-- begin Data rows --
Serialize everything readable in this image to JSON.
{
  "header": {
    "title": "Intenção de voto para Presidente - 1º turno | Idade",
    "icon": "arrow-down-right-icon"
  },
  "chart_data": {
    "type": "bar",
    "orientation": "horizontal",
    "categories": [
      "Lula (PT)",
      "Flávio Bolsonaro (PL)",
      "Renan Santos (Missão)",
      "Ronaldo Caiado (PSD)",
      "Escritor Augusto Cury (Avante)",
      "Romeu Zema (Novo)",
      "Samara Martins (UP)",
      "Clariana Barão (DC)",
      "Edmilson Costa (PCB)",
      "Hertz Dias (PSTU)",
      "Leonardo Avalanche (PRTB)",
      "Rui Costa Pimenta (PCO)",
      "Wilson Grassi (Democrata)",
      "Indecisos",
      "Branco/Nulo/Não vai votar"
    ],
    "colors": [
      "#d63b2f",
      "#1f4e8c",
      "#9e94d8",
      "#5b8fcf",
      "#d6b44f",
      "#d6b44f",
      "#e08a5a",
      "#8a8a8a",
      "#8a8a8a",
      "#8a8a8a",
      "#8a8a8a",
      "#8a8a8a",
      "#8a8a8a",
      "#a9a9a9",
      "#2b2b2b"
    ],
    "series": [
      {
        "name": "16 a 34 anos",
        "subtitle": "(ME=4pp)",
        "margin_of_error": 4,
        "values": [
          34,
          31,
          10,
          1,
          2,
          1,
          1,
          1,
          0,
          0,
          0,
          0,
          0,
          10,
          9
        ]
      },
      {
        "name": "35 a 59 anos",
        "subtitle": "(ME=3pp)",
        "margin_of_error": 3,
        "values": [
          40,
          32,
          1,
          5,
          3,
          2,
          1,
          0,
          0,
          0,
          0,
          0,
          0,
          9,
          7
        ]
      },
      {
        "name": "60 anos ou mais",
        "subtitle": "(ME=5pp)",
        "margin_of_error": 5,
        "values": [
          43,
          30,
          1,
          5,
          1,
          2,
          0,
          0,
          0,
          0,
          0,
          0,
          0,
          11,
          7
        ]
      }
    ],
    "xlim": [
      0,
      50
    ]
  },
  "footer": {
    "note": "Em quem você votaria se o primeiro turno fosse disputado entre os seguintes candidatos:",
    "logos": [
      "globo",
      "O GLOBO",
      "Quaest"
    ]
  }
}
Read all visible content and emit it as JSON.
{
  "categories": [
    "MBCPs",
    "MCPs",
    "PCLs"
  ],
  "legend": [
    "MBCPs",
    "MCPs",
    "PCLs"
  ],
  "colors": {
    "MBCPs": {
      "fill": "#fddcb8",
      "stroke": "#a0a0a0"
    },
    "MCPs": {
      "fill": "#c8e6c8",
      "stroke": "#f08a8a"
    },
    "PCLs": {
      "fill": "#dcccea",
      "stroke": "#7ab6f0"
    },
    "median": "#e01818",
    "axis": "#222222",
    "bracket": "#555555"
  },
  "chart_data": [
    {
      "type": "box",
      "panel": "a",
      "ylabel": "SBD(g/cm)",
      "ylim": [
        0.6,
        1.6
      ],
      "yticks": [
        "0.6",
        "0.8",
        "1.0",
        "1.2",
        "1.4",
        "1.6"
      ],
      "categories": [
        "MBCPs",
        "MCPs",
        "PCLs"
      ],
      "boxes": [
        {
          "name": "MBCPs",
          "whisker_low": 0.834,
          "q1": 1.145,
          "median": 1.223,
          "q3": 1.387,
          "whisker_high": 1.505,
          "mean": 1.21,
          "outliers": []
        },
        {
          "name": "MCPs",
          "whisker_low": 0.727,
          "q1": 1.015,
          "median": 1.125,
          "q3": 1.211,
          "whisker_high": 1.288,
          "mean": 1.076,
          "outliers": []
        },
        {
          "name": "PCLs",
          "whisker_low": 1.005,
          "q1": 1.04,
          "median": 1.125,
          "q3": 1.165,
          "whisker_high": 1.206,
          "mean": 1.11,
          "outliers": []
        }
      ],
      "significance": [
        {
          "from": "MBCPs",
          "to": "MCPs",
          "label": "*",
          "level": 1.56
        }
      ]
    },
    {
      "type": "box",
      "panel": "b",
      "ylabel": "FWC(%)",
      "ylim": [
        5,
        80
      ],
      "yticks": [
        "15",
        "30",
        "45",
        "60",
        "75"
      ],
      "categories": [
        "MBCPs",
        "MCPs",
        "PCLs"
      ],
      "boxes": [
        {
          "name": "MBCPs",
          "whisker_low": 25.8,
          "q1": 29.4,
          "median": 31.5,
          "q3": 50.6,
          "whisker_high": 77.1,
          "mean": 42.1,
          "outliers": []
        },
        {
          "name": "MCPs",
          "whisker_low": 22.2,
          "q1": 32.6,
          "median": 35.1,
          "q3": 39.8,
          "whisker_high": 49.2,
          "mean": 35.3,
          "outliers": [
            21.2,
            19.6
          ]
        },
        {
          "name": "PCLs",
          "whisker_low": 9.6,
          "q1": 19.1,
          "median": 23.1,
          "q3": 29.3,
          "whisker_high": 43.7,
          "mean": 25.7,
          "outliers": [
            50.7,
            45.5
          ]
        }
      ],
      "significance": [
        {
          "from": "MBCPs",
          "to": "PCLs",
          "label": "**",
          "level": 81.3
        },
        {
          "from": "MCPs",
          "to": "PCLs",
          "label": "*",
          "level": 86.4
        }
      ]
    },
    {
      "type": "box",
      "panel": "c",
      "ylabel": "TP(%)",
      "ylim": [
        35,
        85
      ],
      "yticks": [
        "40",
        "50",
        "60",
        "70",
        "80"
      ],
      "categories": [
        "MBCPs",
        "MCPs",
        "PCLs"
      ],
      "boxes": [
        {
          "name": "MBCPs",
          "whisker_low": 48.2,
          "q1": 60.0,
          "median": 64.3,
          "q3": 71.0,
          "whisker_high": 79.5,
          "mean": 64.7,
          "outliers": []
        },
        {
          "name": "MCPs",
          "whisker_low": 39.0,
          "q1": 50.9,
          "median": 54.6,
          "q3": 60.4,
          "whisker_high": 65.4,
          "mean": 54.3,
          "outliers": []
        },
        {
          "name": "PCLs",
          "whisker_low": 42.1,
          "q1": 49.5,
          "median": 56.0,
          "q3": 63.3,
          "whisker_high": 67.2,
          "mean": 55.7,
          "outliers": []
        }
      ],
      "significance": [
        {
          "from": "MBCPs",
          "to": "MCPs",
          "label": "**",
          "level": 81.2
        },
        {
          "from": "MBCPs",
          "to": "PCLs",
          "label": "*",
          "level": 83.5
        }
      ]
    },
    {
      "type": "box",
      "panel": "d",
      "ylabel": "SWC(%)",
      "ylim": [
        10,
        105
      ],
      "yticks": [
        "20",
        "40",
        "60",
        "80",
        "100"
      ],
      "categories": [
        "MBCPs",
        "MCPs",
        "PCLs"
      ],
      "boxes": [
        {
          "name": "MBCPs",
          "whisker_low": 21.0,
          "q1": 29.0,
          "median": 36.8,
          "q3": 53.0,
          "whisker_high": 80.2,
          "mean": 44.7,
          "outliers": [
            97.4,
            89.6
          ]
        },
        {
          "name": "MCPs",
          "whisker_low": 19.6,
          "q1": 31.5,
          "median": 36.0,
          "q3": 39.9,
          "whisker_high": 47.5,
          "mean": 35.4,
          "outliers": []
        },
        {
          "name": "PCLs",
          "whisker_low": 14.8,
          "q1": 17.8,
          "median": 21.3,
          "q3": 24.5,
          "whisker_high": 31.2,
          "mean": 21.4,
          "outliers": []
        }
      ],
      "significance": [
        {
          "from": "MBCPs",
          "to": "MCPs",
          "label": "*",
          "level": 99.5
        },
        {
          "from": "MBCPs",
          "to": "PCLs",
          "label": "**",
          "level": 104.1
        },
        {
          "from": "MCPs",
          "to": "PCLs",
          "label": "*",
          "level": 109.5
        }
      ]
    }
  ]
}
-- end Data rows --
## Given exercise:
Transcribe every entry exactly.

## Exercise response:
Serialize everything readable in this image to JSON.
{
  "header": {
    "title": "Intenção de voto para Presidente - 1º turno | Idade",
    "icon": "arrow-down-right-icon"
  },
  "chart_data": {
    "type": "bar",
    "orientation": "horizontal",
    "categories": [
      "Lula (PT)",
      "Flávio Bolsonaro (PL)",
      "Renan Santos (Missão)",
      "Ronaldo Caiado (PSD)",
      "Escritor Augusto Cury (Avante)",
      "Romeu Zema (Novo)",
      "Samara Martins (UP)",
      "Clariana Barão (DC)",
      "Edmilson Costa (PCB)",
      "Hertz Dias (PSTU)",
      "Leonardo Avalanche (PRTB)",
      "Rui Costa Pimenta (PCO)",
      "Wilson Grassi (Democrata)",
      "Indecisos",
      "Branco/Nulo/Não vai votar"
    ],
    "colors": [
      "#d63b2f",
      "#1f4e8c",
      "#9e94d8",
      "#5b8fcf",
      "#d6b44f",
      "#d6b44f",
      "#e08a5a",
      "#8a8a8a",
      "#8a8a8a",
      "#8a8a8a",
      "#8a8a8a",
      "#8a8a8a",
      "#8a8a8a",
      "#a9a9a9",
      "#2b2b2b"
    ],
    "series": [
      {
        "name": "16 a 34 anos",
        "subtitle": "(ME=4pp)",
        "margin_of_error": 4,
        "values": [
          34,
          31,
          10,
          1,
          2,
          1,
          1,
          1,
          0,
          0,
          0,
          0,
          0,
          10,
          9
        ]
      },
      {
        "name": "35 a 59 anos",
        "subtitle": "(ME=3pp)",
        "margin_of_error": 3,
        "values": [
          40,
          32,
          1,
          5,
          3,
          2,
          1,
          0,
          0,
          0,
          0,
          0,
          0,
          9,
          7
        ]
      },
      {
        "name": "60 anos ou mais",
        "subtitle": "(ME=5pp)",
        "margin_of_error": 5,
        "values": [
          43,
          30,
          1,
          5,
          1,
          2,
          0,
          0,
          0,
          0,
          0,
          0,
          0,
          11,
          7
        ]
      }
    ],
    "xlim": [
      0,
      50
    ]
  },
  "footer": {
    "note": "Em quem você votaria se o primeiro turno fosse disputado entre os seguintes candidatos:",
    "logos": [
      "globo",
      "O GLOBO",
      "Quaest"
    ]
  }
}
Read all visible content and emit it as JSON.
{
  "categories": [
    "MBCPs",
    "MCPs",
    "PCLs"
  ],
  "legend": [
    "MBCPs",
    "MCPs",
    "PCLs"
  ],
  "colors": {
    "MBCPs": {
      "fill": "#fddcb8",
      "stroke": "#a0a0a0"
    },
    "MCPs": {
      "fill": "#c8e6c8",
      "stroke": "#f08a8a"
    },
    "PCLs": {
      "fill": "#dcccea",
      "stroke": "#7ab6f0"
    },
    "median": "#e01818",
    "axis": "#222222",
    "bracket": "#555555"
  },
  "chart_data": [
    {
      "type": "box",
      "panel": "a",
      "ylabel": "SBD(g/cm)",
      "ylim": [
        0.6,
        1.6
      ],
      "yticks": [
        "0.6",
        "0.8",
        "1.0",
        "1.2",
        "1.4",
        "1.6"
      ],
      "categories": [
        "MBCPs",
        "MCPs",
        "PCLs"
      ],
      "boxes": [
        {
          "name": "MBCPs",
          "whisker_low": 0.834,
          "q1": 1.145,
          "median": 1.223,
          "q3": 1.387,
          "whisker_high": 1.505,
          "mean": 1.21,
          "outliers": []
        },
        {
          "name": "MCPs",
          "whisker_low": 0.727,
          "q1": 1.015,
          "median": 1.125,
          "q3": 1.211,
          "whisker_high": 1.288,
          "mean": 1.076,
          "outliers": []
        },
        {
          "name": "PCLs",
          "whisker_low": 1.005,
          "q1": 1.04,
          "median": 1.125,
          "q3": 1.165,
          "whisker_high": 1.206,
          "mean": 1.11,
          "outliers": []
        }
      ],
      "significance": [
        {
          "from": "MBCPs",
          "to": "MCPs",
          "label": "*",
          "level": 1.56
        }
      ]
    },
    {
      "type": "box",
      "panel": "b",
      "ylabel": "FWC(%)",
      "ylim": [
        5,
        80
      ],
      "yticks": [
        "15",
        "30",
        "45",
        "60",
        "75"
      ],
      "categories": [
        "MBCPs",
        "MCPs",
        "PCLs"
      ],
      "boxes": [
        {
          "name": "MBCPs",
          "whisker_low": 25.8,
          "q1": 29.4,
          "median": 31.5,
          "q3": 50.6,
          "whisker_high": 77.1,
          "mean": 42.1,
          "outliers": []
        },
        {
          "name": "MCPs",
          "whisker_low": 22.2,
          "q1": 32.6,
          "median": 35.1,
          "q3": 39.8,
          "whisker_high": 49.2,
          "mean": 35.3,
          "outliers": [
            21.2,
            19.6
          ]
        },
        {
          "name": "PCLs",
          "whisker_low": 9.6,
          "q1": 19.1,
          "median": 23.1,
          "q3": 29.3,
          "whisker_high": 43.7,
          "mean": 25.7,
          "outliers": [
            50.7,
            45.5
          ]
        }
      ],
      "significance": [
        {
          "from": "MBCPs",
          "to": "PCLs",
          "label": "**",
          "level": 81.3
        },
        {
          "from": "MCPs",
          "to": "PCLs",
          "label": "*",
          "level": 86.4
        }
      ]
    },
    {
      "type": "box",
      "panel": "c",
      "ylabel": "TP(%)",
      "ylim": [
        35,
        85
      ],
      "yticks": [
        "40",
        "50",
        "60",
        "70",
        "80"
      ],
      "categories": [
        "MBCPs",
        "MCPs",
        "PCLs"
      ],
      "boxes": [
        {
          "name": "MBCPs",
          "whisker_low": 48.2,
          "q1": 60.0,
          "median": 64.3,
          "q3": 71.0,
          "whisker_high": 79.5,
          "mean": 64.7,
          "outliers": []
        },
        {
          "name": "MCPs",
          "whisker_low": 39.0,
          "q1": 50.9,
          "median": 54.6,
          "q3": 60.4,
          "whisker_high": 65.4,
          "mean": 54.3,
          "outliers": []
        },
        {
          "name": "PCLs",
          "whisker_low": 42.1,
          "q1": 49.5,
          "median": 56.0,
          "q3": 63.3,
          "whisker_high": 67.2,
          "mean": 55.7,
          "outliers": []
        }
      ],
      "significance": [
        {
          "from": "MBCPs",
          "to": "MCPs",
          "label": "**",
          "level": 81.2
        },
        {
          "from": "MBCPs",
          "to": "PCLs",
          "label": "*",
          "level": 83.5
        }
      ]
    },
    {
      "type": "box",
      "panel": "d",
      "ylabel": "SWC(%)",
      "ylim": [
        10,
        105
      ],
      "yticks": [
        "20",
        "40",
        "60",
        "80",
        "100"
      ],
      "categories": [
        "MBCPs",
        "MCPs",
        "PCLs"
      ],
      "boxes": [
        {
          "name": "MBCPs",
          "whisker_low": 21.0,
          "q1": 29.0,
          "median": 36.8,
          "q3": 53.0,
          "whisker_high": 80.2,
          "mean": 44.7,
          "outliers": [
            97.4,
            89.6
          ]
        },
        {
          "name": "MCPs",
          "whisker_low": 19.6,
          "q1": 31.5,
          "median": 36.0,
          "q3": 39.9,
          "whisker_high": 47.5,
          "mean": 35.4,
          "outliers": []
        },
        {
          "name": "PCLs",
          "whisker_low": 14.8,
          "q1": 17.8,
          "median": 21.3,
          "q3": 24.5,
          "whisker_high": 31.2,
          "mean": 21.4,
          "outliers": []
        }
      ],
      "significance": [
        {
          "from": "MBCPs",
          "to": "MCPs",
          "label": "*",
          "level": 99.5
        },
        {
          "from": "MBCPs",
          "to": "PCLs",
          "label": "**",
          "level": 104.1
        },
        {
          "from": "MCPs",
          "to": "PCLs",
          "label": "*",
          "level": 109.5
        }
      ]
    }
  ]
}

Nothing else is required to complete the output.